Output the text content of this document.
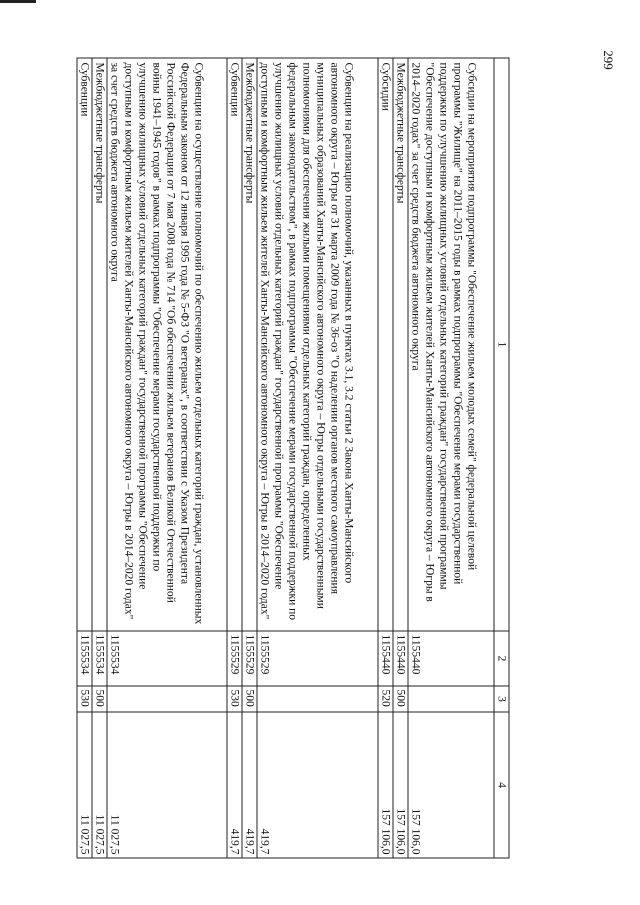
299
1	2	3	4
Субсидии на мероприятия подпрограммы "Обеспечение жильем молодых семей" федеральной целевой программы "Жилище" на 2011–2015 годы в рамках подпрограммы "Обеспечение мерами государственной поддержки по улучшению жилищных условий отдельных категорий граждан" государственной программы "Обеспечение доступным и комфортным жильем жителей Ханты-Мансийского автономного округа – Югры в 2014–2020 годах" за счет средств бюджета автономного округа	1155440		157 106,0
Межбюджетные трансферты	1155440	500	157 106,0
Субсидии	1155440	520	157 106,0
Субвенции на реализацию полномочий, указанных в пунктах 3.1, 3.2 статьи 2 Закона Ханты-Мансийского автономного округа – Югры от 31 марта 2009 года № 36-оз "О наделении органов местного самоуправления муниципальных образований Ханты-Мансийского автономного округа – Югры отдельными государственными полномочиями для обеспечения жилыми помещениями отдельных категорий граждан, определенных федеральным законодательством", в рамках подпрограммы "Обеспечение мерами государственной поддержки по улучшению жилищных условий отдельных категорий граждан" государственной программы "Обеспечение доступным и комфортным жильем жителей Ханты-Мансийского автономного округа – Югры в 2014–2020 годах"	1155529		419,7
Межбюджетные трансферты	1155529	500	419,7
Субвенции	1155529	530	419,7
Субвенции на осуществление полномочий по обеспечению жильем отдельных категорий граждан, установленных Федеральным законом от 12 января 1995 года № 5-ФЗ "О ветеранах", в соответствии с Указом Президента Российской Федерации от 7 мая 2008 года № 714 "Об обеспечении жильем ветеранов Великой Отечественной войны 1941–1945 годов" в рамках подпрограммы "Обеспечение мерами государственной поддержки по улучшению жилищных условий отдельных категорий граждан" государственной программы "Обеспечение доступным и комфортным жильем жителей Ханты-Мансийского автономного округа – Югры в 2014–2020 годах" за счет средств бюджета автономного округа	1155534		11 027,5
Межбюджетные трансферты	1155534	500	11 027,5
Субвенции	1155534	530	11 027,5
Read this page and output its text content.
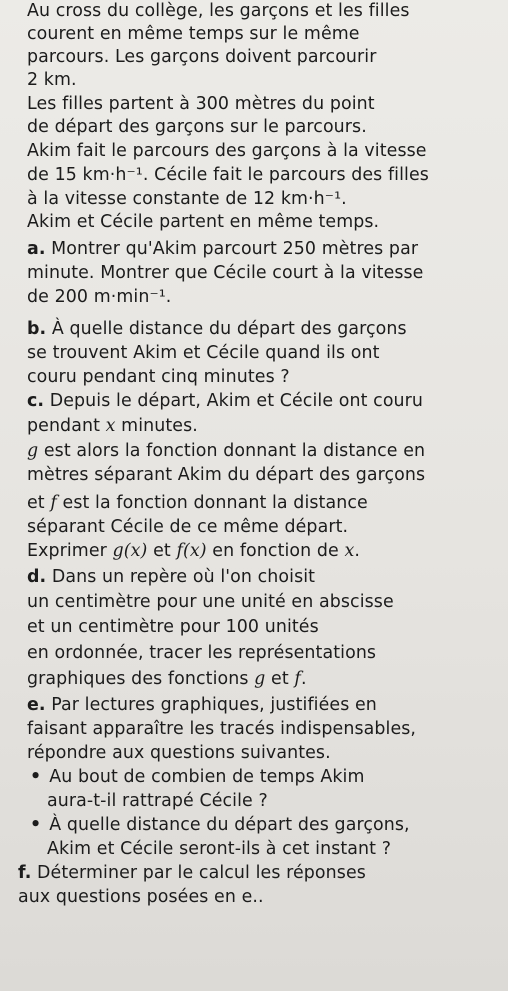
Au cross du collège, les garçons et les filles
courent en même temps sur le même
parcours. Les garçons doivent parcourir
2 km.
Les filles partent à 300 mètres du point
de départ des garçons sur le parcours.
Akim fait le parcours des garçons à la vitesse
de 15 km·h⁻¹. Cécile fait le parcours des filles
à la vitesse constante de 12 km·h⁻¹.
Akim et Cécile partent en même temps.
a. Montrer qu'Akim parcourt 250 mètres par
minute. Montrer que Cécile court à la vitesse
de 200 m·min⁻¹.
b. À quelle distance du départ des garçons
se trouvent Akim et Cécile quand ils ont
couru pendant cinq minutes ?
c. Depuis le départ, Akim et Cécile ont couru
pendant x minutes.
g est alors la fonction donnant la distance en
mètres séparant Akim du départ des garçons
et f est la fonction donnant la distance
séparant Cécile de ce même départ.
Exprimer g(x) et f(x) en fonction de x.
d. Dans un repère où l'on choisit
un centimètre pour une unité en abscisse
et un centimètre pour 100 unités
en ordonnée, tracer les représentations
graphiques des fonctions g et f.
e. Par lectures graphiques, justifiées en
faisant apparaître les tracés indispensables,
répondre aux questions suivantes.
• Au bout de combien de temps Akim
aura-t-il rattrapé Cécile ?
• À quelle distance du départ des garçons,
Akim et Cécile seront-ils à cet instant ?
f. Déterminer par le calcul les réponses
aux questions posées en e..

-----

• _EXERCISE DESCRIPTION_:
Return the listing above unchanged, apart from dropping its pictures.

• _THE RESULT_:
Output the text content of this document.
299
1	2	3	4
Субсидии на мероприятия подпрограммы "Обеспечение жильем молодых семей" федеральной целевой программы "Жилище" на 2011–2015 годы в рамках подпрограммы "Обеспечение мерами государственной поддержки по улучшению жилищных условий отдельных категорий граждан" государственной программы "Обеспечение доступным и комфортным жильем жителей Ханты-Мансийского автономного округа – Югры в 2014–2020 годах" за счет средств бюджета автономного округа	1155440		157 106,0
Межбюджетные трансферты	1155440	500	157 106,0
Субсидии	1155440	520	157 106,0
Субвенции на реализацию полномочий, указанных в пунктах 3.1, 3.2 статьи 2 Закона Ханты-Мансийского автономного округа – Югры от 31 марта 2009 года № 36-оз "О наделении органов местного самоуправления муниципальных образований Ханты-Мансийского автономного округа – Югры отдельными государственными полномочиями для обеспечения жилыми помещениями отдельных категорий граждан, определенных федеральным законодательством", в рамках подпрограммы "Обеспечение мерами государственной поддержки по улучшению жилищных условий отдельных категорий граждан" государственной программы "Обеспечение доступным и комфортным жильем жителей Ханты-Мансийского автономного округа – Югры в 2014–2020 годах"	1155529		419,7
Межбюджетные трансферты	1155529	500	419,7
Субвенции	1155529	530	419,7
Субвенции на осуществление полномочий по обеспечению жильем отдельных категорий граждан, установленных Федеральным законом от 12 января 1995 года № 5-ФЗ "О ветеранах", в соответствии с Указом Президента Российской Федерации от 7 мая 2008 года № 714 "Об обеспечении жильем ветеранов Великой Отечественной войны 1941–1945 годов" в рамках подпрограммы "Обеспечение мерами государственной поддержки по улучшению жилищных условий отдельных категорий граждан" государственной программы "Обеспечение доступным и комфортным жильем жителей Ханты-Мансийского автономного округа – Югры в 2014–2020 годах" за счет средств бюджета автономного округа	1155534		11 027,5
Межбюджетные трансферты	1155534	500	11 027,5
Субвенции	1155534	530	11 027,5
Read this page and output its text content.
Au cross du collège, les garçons et les filles
courent en même temps sur le même
parcours. Les garçons doivent parcourir
2 km.
Les filles partent à 300 mètres du point
de départ des garçons sur le parcours.
Akim fait le parcours des garçons à la vitesse
de 15 km·h⁻¹. Cécile fait le parcours des filles
à la vitesse constante de 12 km·h⁻¹.
Akim et Cécile partent en même temps.
a. Montrer qu'Akim parcourt 250 mètres par
minute. Montrer que Cécile court à la vitesse
de 200 m·min⁻¹.
b. À quelle distance du départ des garçons
se trouvent Akim et Cécile quand ils ont
couru pendant cinq minutes ?
c. Depuis le départ, Akim et Cécile ont couru
pendant x minutes.
g est alors la fonction donnant la distance en
mètres séparant Akim du départ des garçons
et f est la fonction donnant la distance
séparant Cécile de ce même départ.
Exprimer g(x) et f(x) en fonction de x.
d. Dans un repère où l'on choisit
un centimètre pour une unité en abscisse
et un centimètre pour 100 unités
en ordonnée, tracer les représentations
graphiques des fonctions g et f.
e. Par lectures graphiques, justifiées en
faisant apparaître les tracés indispensables,
répondre aux questions suivantes.
• Au bout de combien de temps Akim
aura-t-il rattrapé Cécile ?
• À quelle distance du départ des garçons,
Akim et Cécile seront-ils à cet instant ?
f. Déterminer par le calcul les réponses
aux questions posées en e..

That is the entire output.